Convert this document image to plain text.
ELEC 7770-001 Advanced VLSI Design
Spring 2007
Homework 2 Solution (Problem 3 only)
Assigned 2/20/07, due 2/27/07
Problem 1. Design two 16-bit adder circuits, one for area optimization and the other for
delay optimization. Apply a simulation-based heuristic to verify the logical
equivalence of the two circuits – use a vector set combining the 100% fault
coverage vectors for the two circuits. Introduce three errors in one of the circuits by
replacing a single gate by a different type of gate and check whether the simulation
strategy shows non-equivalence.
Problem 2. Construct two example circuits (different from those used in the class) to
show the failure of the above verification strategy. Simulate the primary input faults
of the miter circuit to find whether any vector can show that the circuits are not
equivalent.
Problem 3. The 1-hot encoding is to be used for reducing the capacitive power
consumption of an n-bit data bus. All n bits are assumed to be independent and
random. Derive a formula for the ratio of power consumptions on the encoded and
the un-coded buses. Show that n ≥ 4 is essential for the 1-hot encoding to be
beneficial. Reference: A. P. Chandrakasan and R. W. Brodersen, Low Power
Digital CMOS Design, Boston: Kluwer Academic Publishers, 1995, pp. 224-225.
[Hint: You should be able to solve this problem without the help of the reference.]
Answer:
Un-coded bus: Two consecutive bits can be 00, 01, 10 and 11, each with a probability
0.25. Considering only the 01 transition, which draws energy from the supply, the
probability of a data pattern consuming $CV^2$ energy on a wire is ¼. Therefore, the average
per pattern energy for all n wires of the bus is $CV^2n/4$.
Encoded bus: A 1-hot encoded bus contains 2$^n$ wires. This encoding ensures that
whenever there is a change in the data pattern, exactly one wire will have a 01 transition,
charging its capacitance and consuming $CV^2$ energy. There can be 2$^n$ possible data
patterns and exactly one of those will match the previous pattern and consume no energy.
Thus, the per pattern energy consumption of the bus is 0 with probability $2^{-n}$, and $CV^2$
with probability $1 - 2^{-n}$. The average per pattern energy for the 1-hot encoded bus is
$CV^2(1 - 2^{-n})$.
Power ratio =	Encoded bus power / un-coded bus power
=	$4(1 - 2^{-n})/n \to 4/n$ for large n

..........

Write only the number of lines that include "different".

2